===== Dataset records =====

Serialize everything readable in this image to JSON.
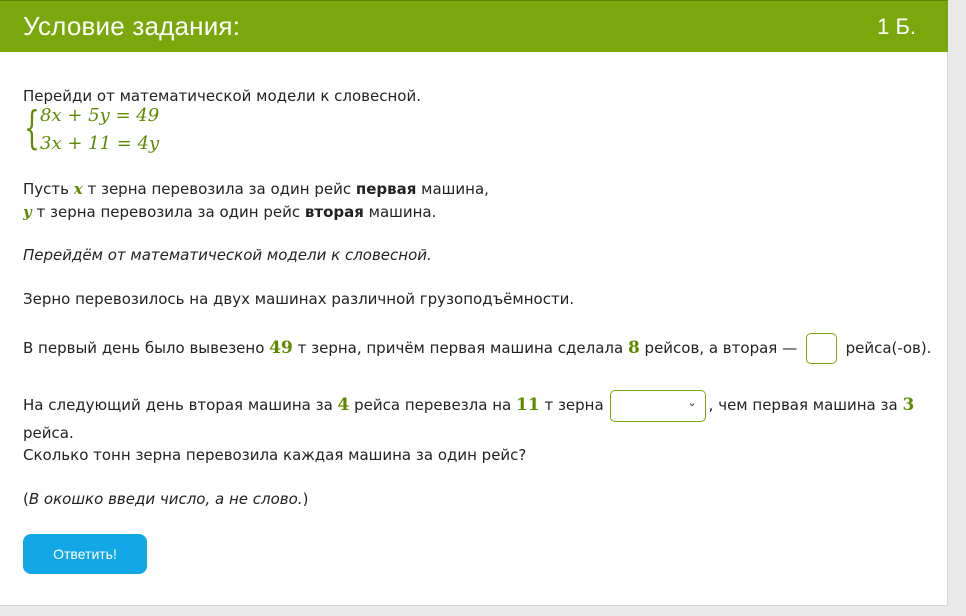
{
  "header": {
    "title": "Условие задания:",
    "points": "1 Б."
  },
  "task": {
    "intro": "Перейди от математической модели к словесной.",
    "system": {
      "eq1": "8x + 5y = 49",
      "eq2": "3x + 11 = 4y"
    },
    "let_line1": {
      "prefix": "Пусть ",
      "var": "x",
      "middle": " т зерна перевозила за один рейс ",
      "bold": "первая",
      "suffix": " машина,"
    },
    "let_line2": {
      "var": "y",
      "middle": " т зерна перевозила за один рейс ",
      "bold": "вторая",
      "suffix": " машина."
    },
    "transition": "Перейдём от математической модели к словесной.",
    "statement": "Зерно перевозилось на двух машинах различной грузоподъёмности.",
    "day1": {
      "text1": "В первый день было вывезено ",
      "num1": "49",
      "text2": " т зерна, причём первая машина сделала ",
      "num2": "8",
      "text3": " рейсов, а вторая — ",
      "text4": " рейса(-ов)."
    },
    "day2": {
      "text1": "На следующий день вторая машина за ",
      "num1": "4",
      "text2": " рейса перевезла на ",
      "num2": "11",
      "text3": " т зерна",
      "text4": ", чем первая машина за ",
      "num3": "3",
      "line2": "рейса."
    },
    "question": "Сколько тонн зерна перевозила каждая машина за один рейс?",
    "hint": {
      "open": "(",
      "italic": "В окошко введи число, а не слово.",
      "close": ")"
    },
    "input_value": "",
    "select_value": "",
    "chevron_icon": "chevron-down-icon"
  },
  "buttons": {
    "answer": "Ответить!"
  },
  "colors": {
    "header_bg": "#7aa80c",
    "math_green": "#5e8a00",
    "button_bg": "#13a7e8"
  }
}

=====

Task to complete
Select every line where the word "день" occurs.

Finished task
      "text1": "В первый день было вывезено ",
      "text1": "На следующий день вторая машина за ",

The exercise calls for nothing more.